* Your instructions
Of the lines below, count those containing the word "this". Reply with the number alone.

* Extracted records
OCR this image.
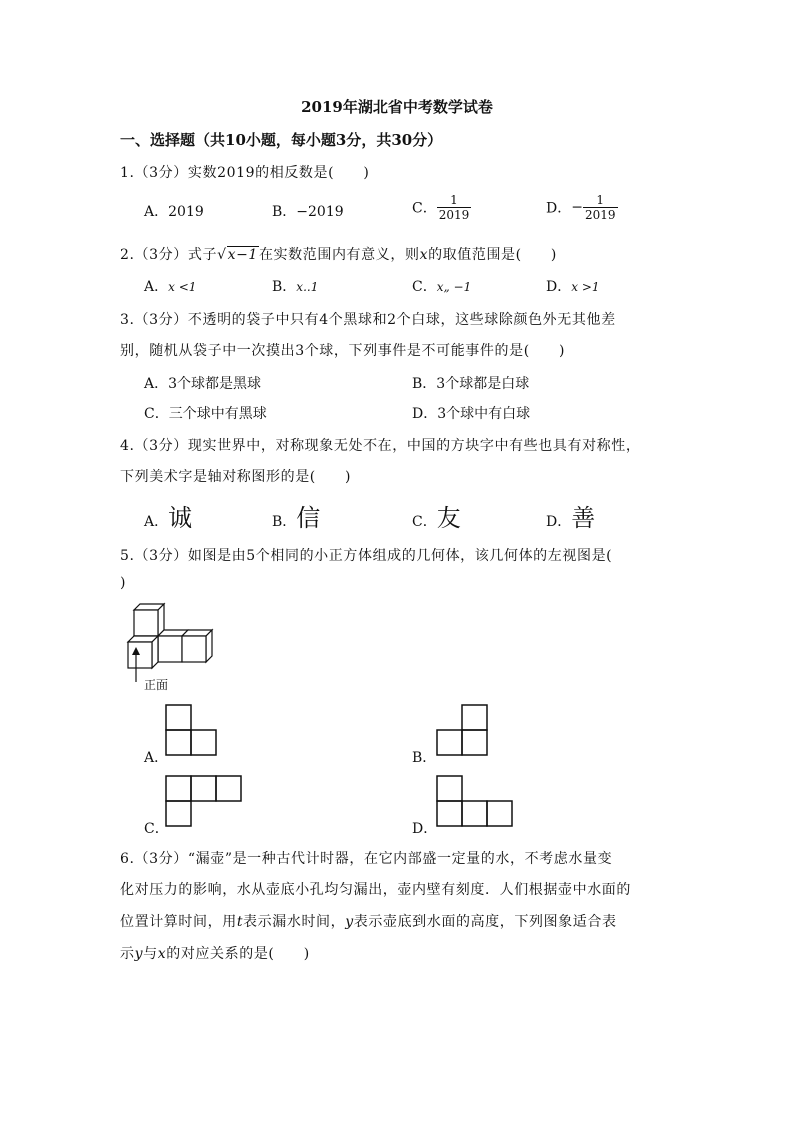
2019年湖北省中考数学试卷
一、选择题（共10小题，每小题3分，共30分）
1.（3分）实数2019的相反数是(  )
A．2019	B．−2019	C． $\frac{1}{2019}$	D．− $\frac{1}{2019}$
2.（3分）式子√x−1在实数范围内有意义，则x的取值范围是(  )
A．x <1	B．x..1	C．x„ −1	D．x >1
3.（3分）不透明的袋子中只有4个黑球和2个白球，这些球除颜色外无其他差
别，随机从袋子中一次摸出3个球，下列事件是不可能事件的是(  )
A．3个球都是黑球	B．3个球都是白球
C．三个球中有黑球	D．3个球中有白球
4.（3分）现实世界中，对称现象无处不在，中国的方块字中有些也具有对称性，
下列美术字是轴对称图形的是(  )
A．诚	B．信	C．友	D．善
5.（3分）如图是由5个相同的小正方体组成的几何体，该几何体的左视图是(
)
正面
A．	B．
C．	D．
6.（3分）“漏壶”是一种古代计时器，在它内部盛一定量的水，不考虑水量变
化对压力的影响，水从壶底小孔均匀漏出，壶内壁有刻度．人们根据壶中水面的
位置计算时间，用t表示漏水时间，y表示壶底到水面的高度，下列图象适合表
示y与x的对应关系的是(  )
* * *
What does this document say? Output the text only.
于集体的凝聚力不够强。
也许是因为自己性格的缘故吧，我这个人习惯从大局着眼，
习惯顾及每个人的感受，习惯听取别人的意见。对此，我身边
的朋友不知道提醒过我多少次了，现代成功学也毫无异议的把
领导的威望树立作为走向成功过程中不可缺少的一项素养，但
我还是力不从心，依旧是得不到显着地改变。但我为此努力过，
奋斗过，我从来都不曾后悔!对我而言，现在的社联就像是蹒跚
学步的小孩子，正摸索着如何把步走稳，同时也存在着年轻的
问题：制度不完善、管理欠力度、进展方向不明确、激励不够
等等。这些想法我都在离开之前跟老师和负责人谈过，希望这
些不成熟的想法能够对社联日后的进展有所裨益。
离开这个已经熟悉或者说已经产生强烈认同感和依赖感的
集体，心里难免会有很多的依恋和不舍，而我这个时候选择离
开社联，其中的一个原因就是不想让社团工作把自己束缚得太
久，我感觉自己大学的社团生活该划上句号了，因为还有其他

* Full output
2